> _Records from a data source_:

★ ★ ★

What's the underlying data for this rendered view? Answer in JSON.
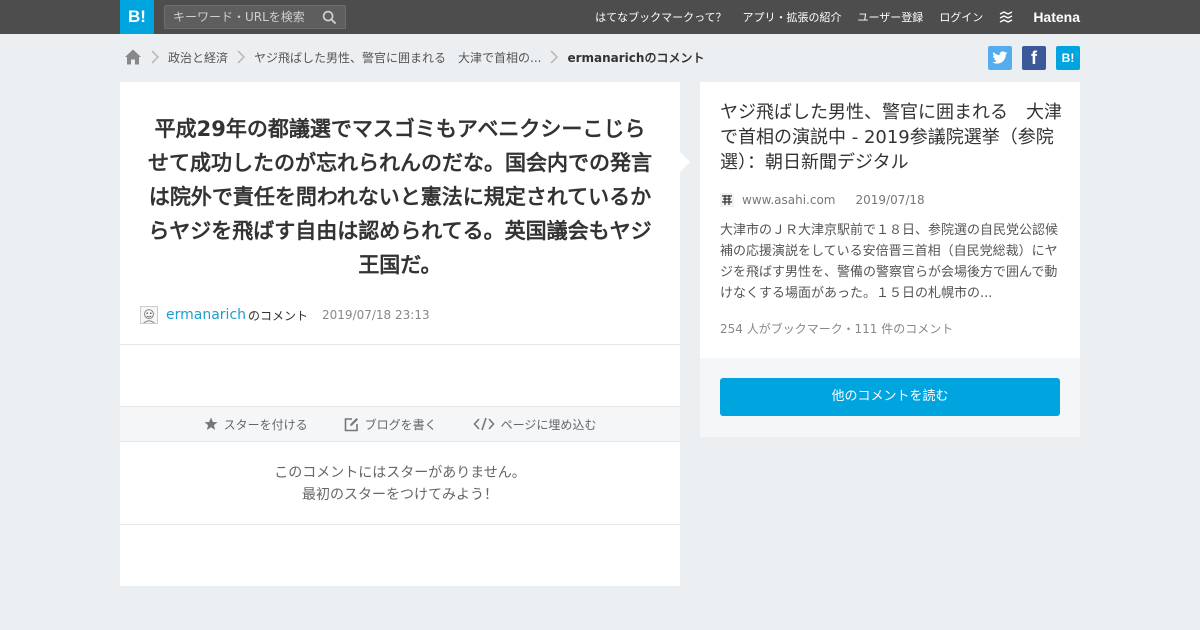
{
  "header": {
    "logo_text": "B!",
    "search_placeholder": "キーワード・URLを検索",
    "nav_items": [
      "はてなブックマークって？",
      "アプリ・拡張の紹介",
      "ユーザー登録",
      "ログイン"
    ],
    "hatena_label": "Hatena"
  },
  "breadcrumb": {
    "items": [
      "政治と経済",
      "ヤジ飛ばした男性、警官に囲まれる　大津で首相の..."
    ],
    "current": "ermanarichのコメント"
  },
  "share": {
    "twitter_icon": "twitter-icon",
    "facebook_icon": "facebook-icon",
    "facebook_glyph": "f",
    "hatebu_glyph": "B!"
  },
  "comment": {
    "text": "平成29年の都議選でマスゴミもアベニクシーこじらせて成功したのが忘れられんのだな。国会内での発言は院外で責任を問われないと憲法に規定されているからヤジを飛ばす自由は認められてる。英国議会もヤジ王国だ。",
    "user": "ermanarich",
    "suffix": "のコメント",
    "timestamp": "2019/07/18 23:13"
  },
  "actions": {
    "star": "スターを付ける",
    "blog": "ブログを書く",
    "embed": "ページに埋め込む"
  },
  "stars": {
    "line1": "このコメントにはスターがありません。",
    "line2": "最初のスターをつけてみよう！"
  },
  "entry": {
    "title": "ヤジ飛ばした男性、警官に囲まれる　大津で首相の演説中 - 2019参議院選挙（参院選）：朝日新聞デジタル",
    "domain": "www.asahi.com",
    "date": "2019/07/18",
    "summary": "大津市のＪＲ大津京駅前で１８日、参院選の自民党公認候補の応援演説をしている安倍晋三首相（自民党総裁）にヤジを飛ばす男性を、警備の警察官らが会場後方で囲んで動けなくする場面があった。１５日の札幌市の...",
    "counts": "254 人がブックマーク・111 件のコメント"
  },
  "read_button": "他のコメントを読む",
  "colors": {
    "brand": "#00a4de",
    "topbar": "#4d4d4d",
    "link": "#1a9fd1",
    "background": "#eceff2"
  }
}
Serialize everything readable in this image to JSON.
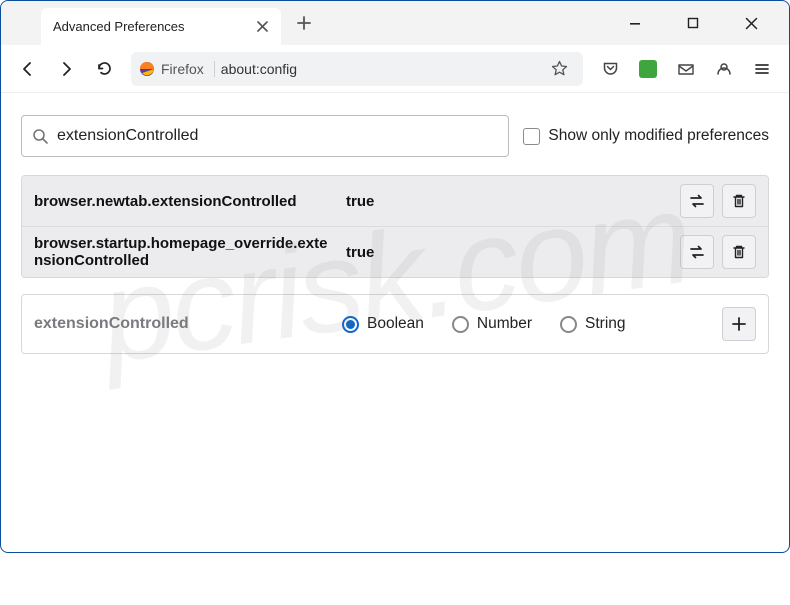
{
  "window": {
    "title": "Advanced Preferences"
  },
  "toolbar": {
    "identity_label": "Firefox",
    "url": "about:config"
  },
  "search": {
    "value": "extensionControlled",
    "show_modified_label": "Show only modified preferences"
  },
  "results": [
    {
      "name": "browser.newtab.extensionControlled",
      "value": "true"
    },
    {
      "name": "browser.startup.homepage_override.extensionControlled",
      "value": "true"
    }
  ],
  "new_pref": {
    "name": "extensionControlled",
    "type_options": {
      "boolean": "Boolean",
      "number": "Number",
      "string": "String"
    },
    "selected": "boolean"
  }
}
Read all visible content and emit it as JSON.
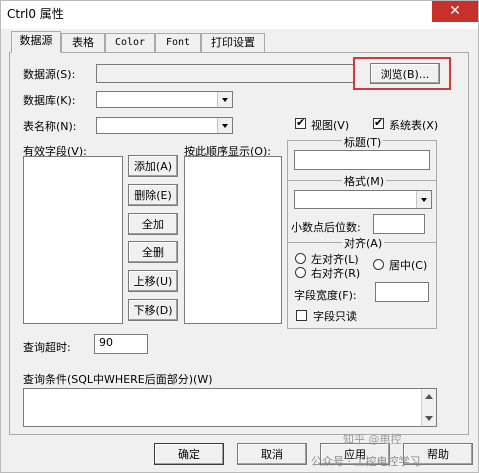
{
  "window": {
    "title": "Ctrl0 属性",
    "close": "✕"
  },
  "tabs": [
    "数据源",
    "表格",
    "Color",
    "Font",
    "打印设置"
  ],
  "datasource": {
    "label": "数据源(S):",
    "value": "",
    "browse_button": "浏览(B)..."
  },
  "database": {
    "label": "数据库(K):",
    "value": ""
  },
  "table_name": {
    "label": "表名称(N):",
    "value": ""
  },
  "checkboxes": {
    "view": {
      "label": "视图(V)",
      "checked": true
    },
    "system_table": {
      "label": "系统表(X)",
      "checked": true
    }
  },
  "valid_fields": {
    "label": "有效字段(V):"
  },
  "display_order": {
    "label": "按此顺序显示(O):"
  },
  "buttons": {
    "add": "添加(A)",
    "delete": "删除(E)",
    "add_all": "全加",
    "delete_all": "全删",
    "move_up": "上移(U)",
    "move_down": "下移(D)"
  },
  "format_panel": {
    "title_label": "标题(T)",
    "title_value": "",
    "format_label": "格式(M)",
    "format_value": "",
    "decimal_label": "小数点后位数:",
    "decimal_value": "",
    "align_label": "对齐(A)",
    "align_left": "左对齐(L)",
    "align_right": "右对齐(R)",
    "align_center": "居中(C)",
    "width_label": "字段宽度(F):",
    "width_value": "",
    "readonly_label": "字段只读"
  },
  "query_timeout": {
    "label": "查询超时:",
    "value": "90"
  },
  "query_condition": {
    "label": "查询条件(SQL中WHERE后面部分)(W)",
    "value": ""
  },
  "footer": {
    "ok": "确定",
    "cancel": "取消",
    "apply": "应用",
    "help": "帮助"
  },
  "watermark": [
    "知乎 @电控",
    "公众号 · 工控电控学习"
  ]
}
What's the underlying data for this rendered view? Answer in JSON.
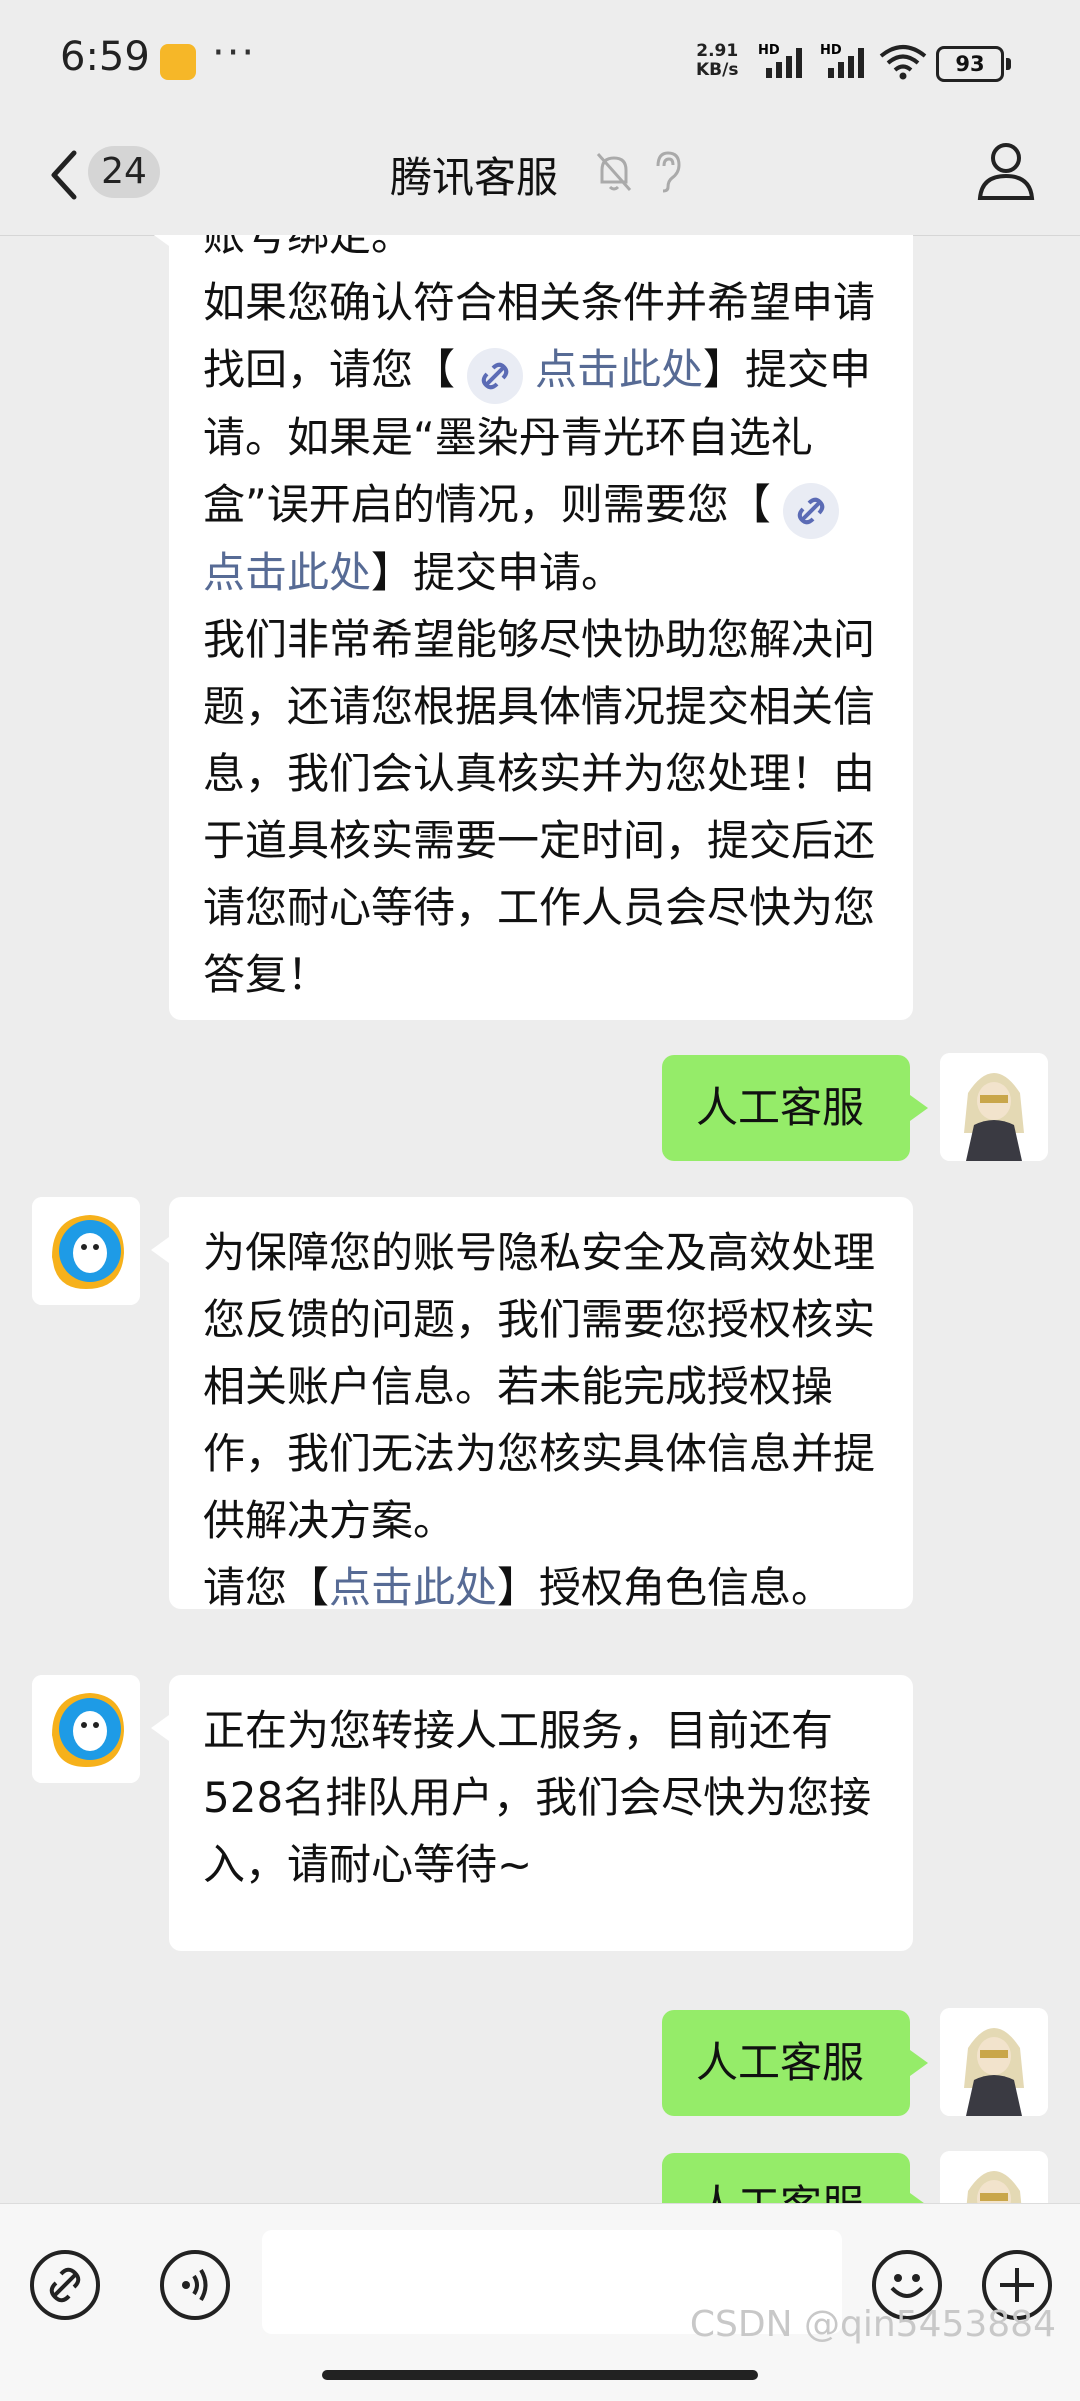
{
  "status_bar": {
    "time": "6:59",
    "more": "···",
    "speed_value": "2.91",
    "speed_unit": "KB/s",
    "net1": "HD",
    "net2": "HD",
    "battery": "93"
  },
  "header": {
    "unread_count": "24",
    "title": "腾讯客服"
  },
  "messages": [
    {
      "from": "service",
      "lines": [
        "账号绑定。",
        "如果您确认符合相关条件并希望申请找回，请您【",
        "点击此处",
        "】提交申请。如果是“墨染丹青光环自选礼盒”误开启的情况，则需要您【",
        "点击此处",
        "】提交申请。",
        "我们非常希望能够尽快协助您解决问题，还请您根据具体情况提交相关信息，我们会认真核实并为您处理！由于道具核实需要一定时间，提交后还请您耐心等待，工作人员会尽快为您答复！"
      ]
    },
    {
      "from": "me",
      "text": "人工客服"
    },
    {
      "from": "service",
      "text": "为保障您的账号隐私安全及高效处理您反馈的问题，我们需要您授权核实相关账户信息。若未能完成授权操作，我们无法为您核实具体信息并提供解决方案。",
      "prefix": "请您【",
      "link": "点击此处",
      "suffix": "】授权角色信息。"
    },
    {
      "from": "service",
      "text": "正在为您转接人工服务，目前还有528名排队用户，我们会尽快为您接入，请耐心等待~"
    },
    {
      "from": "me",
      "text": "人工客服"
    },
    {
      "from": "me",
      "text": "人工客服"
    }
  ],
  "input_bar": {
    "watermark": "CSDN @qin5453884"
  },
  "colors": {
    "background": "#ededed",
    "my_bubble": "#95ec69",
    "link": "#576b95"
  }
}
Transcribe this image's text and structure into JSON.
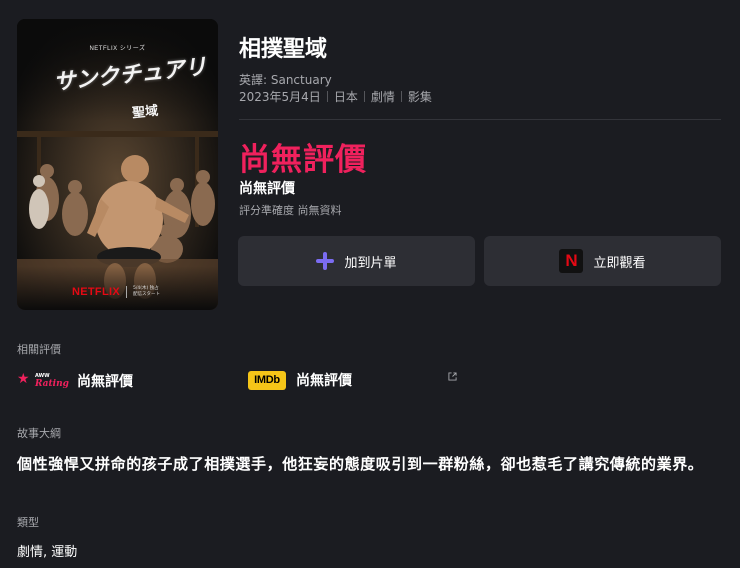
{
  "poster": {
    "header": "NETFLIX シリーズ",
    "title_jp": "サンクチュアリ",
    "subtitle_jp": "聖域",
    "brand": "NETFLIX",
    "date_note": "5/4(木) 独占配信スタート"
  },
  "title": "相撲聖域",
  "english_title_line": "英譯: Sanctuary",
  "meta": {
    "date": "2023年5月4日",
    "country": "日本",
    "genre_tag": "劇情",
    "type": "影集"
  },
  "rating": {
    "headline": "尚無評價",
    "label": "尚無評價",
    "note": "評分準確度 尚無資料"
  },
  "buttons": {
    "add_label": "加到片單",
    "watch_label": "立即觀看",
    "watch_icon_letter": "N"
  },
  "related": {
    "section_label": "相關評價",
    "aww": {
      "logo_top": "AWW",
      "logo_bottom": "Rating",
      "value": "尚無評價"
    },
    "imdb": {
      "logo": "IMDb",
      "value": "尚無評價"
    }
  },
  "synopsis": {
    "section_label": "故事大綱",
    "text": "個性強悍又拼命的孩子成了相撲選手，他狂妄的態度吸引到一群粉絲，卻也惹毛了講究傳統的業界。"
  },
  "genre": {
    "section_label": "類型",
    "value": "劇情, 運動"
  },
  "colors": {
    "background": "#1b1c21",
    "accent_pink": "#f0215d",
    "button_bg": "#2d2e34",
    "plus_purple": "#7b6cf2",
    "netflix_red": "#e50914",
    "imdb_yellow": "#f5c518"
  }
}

★ ★ ★

> _REQUIREMENT_: Reproduce each entry precisely, dropping only the pictures.

> _WORKED SOLUTION_:
What's the underlying data for this rendered view? Answer in JSON.
{
  "header": {
    "logo_text": "B!",
    "search_placeholder": "キーワード・URLを検索",
    "nav_items": [
      "はてなブックマークって？",
      "アプリ・拡張の紹介",
      "ユーザー登録",
      "ログイン"
    ],
    "hatena_label": "Hatena"
  },
  "breadcrumb": {
    "items": [
      "政治と経済",
      "ヤジ飛ばした男性、警官に囲まれる　大津で首相の..."
    ],
    "current": "ermanarichのコメント"
  },
  "share": {
    "twitter_icon": "twitter-icon",
    "facebook_icon": "facebook-icon",
    "facebook_glyph": "f",
    "hatebu_glyph": "B!"
  },
  "comment": {
    "text": "平成29年の都議選でマスゴミもアベニクシーこじらせて成功したのが忘れられんのだな。国会内での発言は院外で責任を問われないと憲法に規定されているからヤジを飛ばす自由は認められてる。英国議会もヤジ王国だ。",
    "user": "ermanarich",
    "suffix": "のコメント",
    "timestamp": "2019/07/18 23:13"
  },
  "actions": {
    "star": "スターを付ける",
    "blog": "ブログを書く",
    "embed": "ページに埋め込む"
  },
  "stars": {
    "line1": "このコメントにはスターがありません。",
    "line2": "最初のスターをつけてみよう！"
  },
  "entry": {
    "title": "ヤジ飛ばした男性、警官に囲まれる　大津で首相の演説中 - 2019参議院選挙（参院選）：朝日新聞デジタル",
    "domain": "www.asahi.com",
    "date": "2019/07/18",
    "summary": "大津市のＪＲ大津京駅前で１８日、参院選の自民党公認候補の応援演説をしている安倍晋三首相（自民党総裁）にヤジを飛ばす男性を、警備の警察官らが会場後方で囲んで動けなくする場面があった。１５日の札幌市の...",
    "counts": "254 人がブックマーク・111 件のコメント"
  },
  "read_button": "他のコメントを読む",
  "colors": {
    "brand": "#00a4de",
    "topbar": "#4d4d4d",
    "link": "#1a9fd1",
    "background": "#eceff2"
  }
}
Serialize everything readable in this image to JSON.
{
  "window": {
    "title": "Advanced Preferences"
  },
  "toolbar": {
    "identity_label": "Firefox",
    "url": "about:config"
  },
  "search": {
    "value": "extensionControlled",
    "show_modified_label": "Show only modified preferences"
  },
  "results": [
    {
      "name": "browser.newtab.extensionControlled",
      "value": "true"
    },
    {
      "name": "browser.startup.homepage_override.extensionControlled",
      "value": "true"
    }
  ],
  "new_pref": {
    "name": "extensionControlled",
    "type_options": {
      "boolean": "Boolean",
      "number": "Number",
      "string": "String"
    },
    "selected": "boolean"
  }
}
Read all visible content and emit it as JSON.
{
  "window": {
    "title": "Ctrl0 属性",
    "close": "✕"
  },
  "tabs": [
    "数据源",
    "表格",
    "Color",
    "Font",
    "打印设置"
  ],
  "datasource": {
    "label": "数据源(S):",
    "value": "",
    "browse_button": "浏览(B)..."
  },
  "database": {
    "label": "数据库(K):",
    "value": ""
  },
  "table_name": {
    "label": "表名称(N):",
    "value": ""
  },
  "checkboxes": {
    "view": {
      "label": "视图(V)",
      "checked": true
    },
    "system_table": {
      "label": "系统表(X)",
      "checked": true
    }
  },
  "valid_fields": {
    "label": "有效字段(V):"
  },
  "display_order": {
    "label": "按此顺序显示(O):"
  },
  "buttons": {
    "add": "添加(A)",
    "delete": "删除(E)",
    "add_all": "全加",
    "delete_all": "全删",
    "move_up": "上移(U)",
    "move_down": "下移(D)"
  },
  "format_panel": {
    "title_label": "标题(T)",
    "title_value": "",
    "format_label": "格式(M)",
    "format_value": "",
    "decimal_label": "小数点后位数:",
    "decimal_value": "",
    "align_label": "对齐(A)",
    "align_left": "左对齐(L)",
    "align_right": "右对齐(R)",
    "align_center": "居中(C)",
    "width_label": "字段宽度(F):",
    "width_value": "",
    "readonly_label": "字段只读"
  },
  "query_timeout": {
    "label": "查询超时:",
    "value": "90"
  },
  "query_condition": {
    "label": "查询条件(SQL中WHERE后面部分)(W)",
    "value": ""
  },
  "footer": {
    "ok": "确定",
    "cancel": "取消",
    "apply": "应用",
    "help": "帮助"
  },
  "watermark": [
    "知乎 @电控",
    "公众号 · 工控电控学习"
  ]
}
What's the underlying data for this rendered view? Answer in JSON.
{
  "status_bar": {
    "time": "6:59",
    "more": "···",
    "speed_value": "2.91",
    "speed_unit": "KB/s",
    "net1": "HD",
    "net2": "HD",
    "battery": "93"
  },
  "header": {
    "unread_count": "24",
    "title": "腾讯客服"
  },
  "messages": [
    {
      "from": "service",
      "lines": [
        "账号绑定。",
        "如果您确认符合相关条件并希望申请找回，请您【",
        "点击此处",
        "】提交申请。如果是“墨染丹青光环自选礼盒”误开启的情况，则需要您【",
        "点击此处",
        "】提交申请。",
        "我们非常希望能够尽快协助您解决问题，还请您根据具体情况提交相关信息，我们会认真核实并为您处理！由于道具核实需要一定时间，提交后还请您耐心等待，工作人员会尽快为您答复！"
      ]
    },
    {
      "from": "me",
      "text": "人工客服"
    },
    {
      "from": "service",
      "text": "为保障您的账号隐私安全及高效处理您反馈的问题，我们需要您授权核实相关账户信息。若未能完成授权操作，我们无法为您核实具体信息并提供解决方案。",
      "prefix": "请您【",
      "link": "点击此处",
      "suffix": "】授权角色信息。"
    },
    {
      "from": "service",
      "text": "正在为您转接人工服务，目前还有528名排队用户，我们会尽快为您接入，请耐心等待~"
    },
    {
      "from": "me",
      "text": "人工客服"
    },
    {
      "from": "me",
      "text": "人工客服"
    }
  ],
  "input_bar": {
    "watermark": "CSDN @qin5453884"
  },
  "colors": {
    "background": "#ededed",
    "my_bubble": "#95ec69",
    "link": "#576b95"
  }
}
Transcribe this image's text and structure into JSON.
{
  "poster": {
    "header": "NETFLIX シリーズ",
    "title_jp": "サンクチュアリ",
    "subtitle_jp": "聖域",
    "brand": "NETFLIX",
    "date_note": "5/4(木) 独占配信スタート"
  },
  "title": "相撲聖域",
  "english_title_line": "英譯: Sanctuary",
  "meta": {
    "date": "2023年5月4日",
    "country": "日本",
    "genre_tag": "劇情",
    "type": "影集"
  },
  "rating": {
    "headline": "尚無評價",
    "label": "尚無評價",
    "note": "評分準確度 尚無資料"
  },
  "buttons": {
    "add_label": "加到片單",
    "watch_label": "立即觀看",
    "watch_icon_letter": "N"
  },
  "related": {
    "section_label": "相關評價",
    "aww": {
      "logo_top": "AWW",
      "logo_bottom": "Rating",
      "value": "尚無評價"
    },
    "imdb": {
      "logo": "IMDb",
      "value": "尚無評價"
    }
  },
  "synopsis": {
    "section_label": "故事大綱",
    "text": "個性強悍又拼命的孩子成了相撲選手，他狂妄的態度吸引到一群粉絲，卻也惹毛了講究傳統的業界。"
  },
  "genre": {
    "section_label": "類型",
    "value": "劇情, 運動"
  },
  "colors": {
    "background": "#1b1c21",
    "accent_pink": "#f0215d",
    "button_bg": "#2d2e34",
    "plus_purple": "#7b6cf2",
    "netflix_red": "#e50914",
    "imdb_yellow": "#f5c518"
  }
}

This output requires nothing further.